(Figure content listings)
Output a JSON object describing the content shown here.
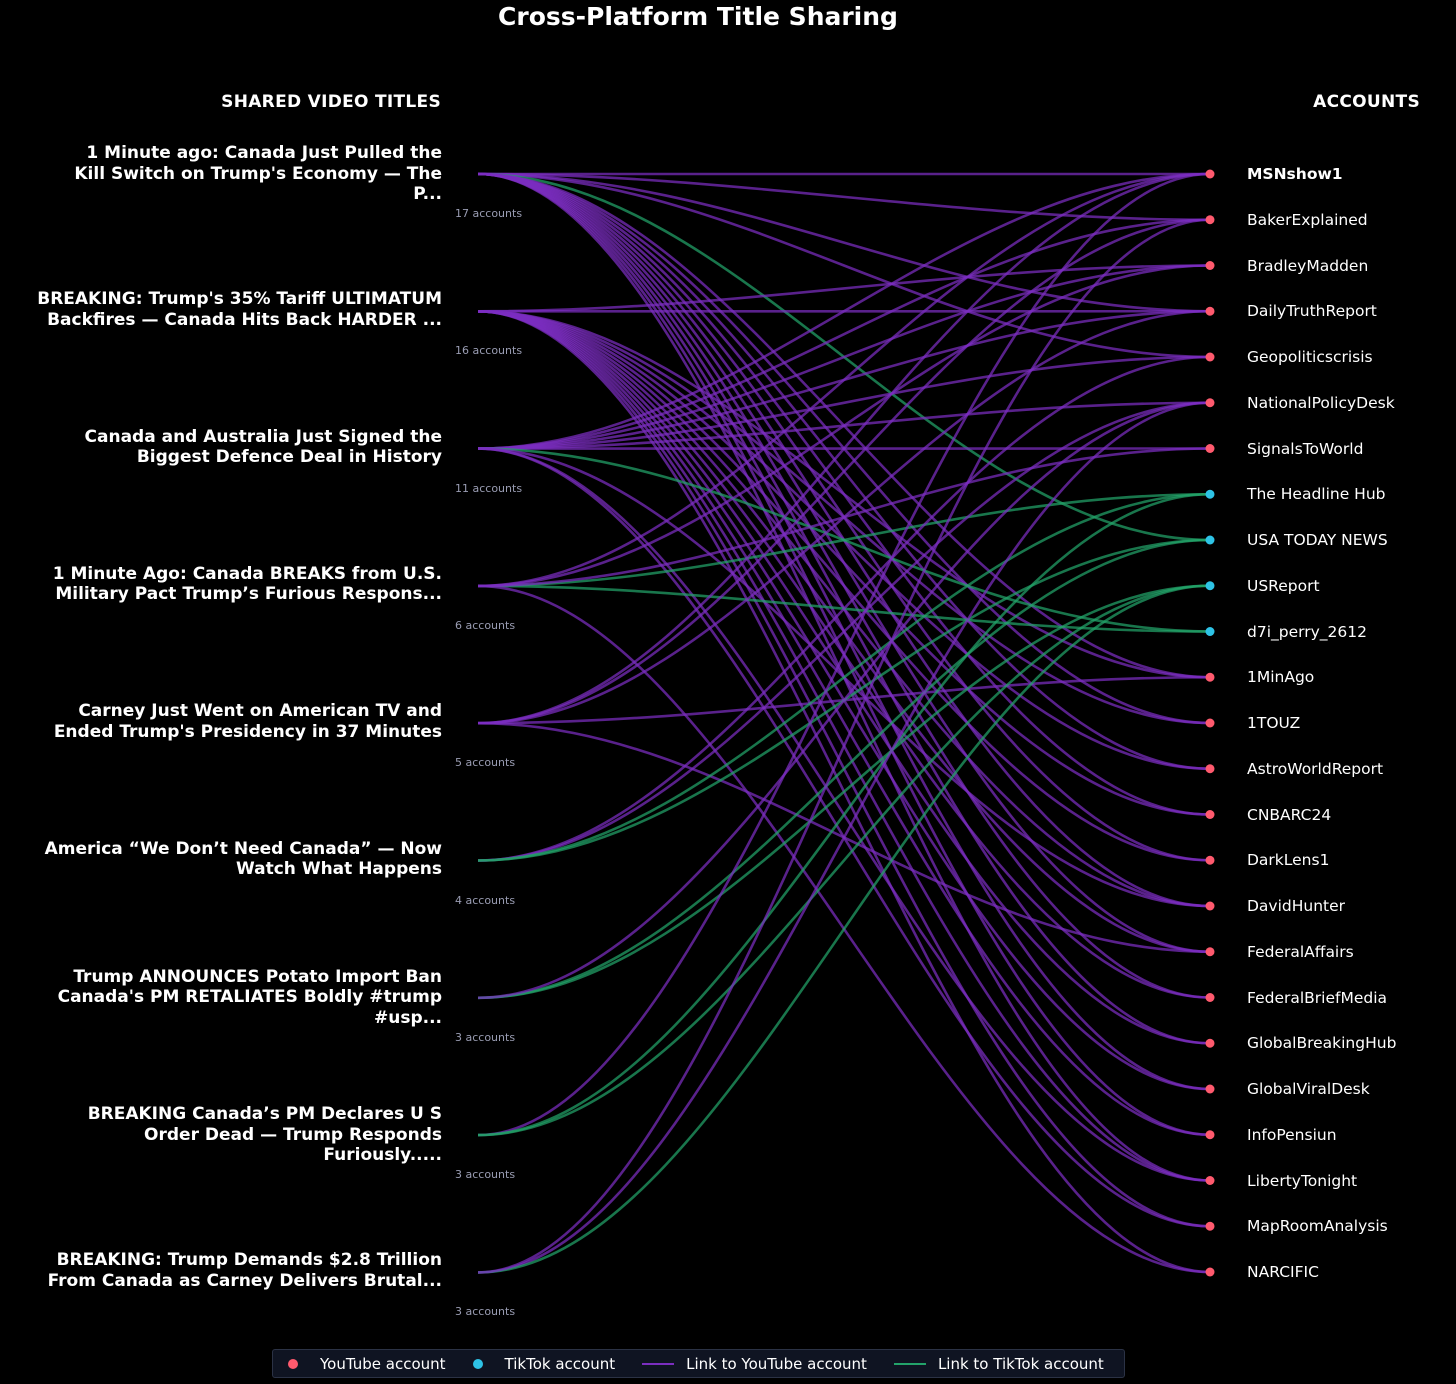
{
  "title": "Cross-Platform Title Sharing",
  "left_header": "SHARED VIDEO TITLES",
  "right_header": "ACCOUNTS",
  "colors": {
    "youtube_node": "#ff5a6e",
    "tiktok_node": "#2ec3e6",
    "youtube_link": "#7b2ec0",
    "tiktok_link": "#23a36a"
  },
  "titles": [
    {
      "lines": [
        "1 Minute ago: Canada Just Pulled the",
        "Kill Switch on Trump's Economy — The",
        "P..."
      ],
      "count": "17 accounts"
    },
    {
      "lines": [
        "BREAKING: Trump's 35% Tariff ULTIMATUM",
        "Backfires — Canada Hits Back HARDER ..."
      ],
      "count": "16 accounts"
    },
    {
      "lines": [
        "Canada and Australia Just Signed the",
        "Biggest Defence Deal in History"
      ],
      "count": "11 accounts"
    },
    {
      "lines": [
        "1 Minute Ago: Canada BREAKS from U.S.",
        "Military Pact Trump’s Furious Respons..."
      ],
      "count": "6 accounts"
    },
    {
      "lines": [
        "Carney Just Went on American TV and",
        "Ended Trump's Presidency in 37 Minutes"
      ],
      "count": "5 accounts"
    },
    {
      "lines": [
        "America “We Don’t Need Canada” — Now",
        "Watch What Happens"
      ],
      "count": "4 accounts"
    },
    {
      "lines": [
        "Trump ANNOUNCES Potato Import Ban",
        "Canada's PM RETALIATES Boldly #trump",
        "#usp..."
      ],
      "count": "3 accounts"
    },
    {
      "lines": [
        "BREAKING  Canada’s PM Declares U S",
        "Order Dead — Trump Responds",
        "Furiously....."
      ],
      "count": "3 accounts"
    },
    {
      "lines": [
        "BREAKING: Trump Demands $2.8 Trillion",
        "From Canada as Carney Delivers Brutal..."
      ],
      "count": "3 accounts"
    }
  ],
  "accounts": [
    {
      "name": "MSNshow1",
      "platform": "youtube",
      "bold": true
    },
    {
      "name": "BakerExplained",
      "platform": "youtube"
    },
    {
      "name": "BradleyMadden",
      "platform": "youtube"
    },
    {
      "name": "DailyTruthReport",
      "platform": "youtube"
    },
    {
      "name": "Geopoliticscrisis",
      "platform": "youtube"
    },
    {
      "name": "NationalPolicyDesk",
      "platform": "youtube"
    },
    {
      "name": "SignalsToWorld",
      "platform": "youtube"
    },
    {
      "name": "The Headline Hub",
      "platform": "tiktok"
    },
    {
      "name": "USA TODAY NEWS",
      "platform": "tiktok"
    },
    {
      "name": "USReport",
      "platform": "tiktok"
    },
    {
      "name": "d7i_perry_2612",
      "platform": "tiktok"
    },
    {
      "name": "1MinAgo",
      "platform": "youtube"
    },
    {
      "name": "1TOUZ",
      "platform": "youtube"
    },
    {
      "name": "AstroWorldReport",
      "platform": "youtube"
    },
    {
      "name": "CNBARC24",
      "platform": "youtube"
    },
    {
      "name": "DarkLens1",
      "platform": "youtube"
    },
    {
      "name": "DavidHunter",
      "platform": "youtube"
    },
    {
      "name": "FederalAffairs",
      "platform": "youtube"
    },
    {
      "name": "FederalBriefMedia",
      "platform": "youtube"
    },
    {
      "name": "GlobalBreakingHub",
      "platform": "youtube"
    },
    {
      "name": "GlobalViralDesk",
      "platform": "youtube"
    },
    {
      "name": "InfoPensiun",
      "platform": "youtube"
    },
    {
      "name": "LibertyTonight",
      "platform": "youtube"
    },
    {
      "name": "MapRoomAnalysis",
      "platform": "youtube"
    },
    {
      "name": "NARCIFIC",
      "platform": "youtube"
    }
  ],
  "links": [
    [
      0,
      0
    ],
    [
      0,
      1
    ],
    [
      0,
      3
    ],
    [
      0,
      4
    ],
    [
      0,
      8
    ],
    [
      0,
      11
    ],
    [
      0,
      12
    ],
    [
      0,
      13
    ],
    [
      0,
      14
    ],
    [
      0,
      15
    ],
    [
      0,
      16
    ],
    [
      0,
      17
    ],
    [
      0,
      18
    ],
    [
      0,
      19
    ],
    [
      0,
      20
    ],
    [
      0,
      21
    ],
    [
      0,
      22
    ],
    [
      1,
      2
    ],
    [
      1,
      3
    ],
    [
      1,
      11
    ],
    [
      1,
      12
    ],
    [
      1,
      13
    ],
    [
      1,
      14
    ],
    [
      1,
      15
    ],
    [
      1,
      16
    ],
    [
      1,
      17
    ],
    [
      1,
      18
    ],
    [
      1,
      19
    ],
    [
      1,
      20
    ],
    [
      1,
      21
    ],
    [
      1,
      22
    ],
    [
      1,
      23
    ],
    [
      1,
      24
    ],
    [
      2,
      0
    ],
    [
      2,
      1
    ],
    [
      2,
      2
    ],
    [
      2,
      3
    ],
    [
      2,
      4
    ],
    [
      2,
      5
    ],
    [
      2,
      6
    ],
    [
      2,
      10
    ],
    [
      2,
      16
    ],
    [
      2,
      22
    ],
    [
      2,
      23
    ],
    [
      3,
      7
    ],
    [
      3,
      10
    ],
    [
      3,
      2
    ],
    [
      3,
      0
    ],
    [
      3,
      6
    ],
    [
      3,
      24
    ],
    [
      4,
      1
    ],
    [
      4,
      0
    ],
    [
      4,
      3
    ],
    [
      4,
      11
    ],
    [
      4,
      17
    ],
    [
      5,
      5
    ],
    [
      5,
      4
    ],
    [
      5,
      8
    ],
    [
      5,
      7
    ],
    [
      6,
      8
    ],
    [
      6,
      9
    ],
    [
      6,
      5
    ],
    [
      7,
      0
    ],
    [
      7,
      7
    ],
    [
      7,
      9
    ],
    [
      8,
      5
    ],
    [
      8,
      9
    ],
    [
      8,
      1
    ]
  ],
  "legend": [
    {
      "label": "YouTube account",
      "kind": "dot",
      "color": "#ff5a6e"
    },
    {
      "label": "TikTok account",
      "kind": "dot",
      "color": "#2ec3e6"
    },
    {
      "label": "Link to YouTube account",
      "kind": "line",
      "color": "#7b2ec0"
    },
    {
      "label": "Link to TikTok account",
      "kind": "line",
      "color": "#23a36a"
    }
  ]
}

Your instructions
Within the entries, find all lines that contain "Just" and copy each one.

Response for this exercise
        "1 Minute ago: Canada Just Pulled the",
        "Canada and Australia Just Signed the",
        "Carney Just Went on American TV and",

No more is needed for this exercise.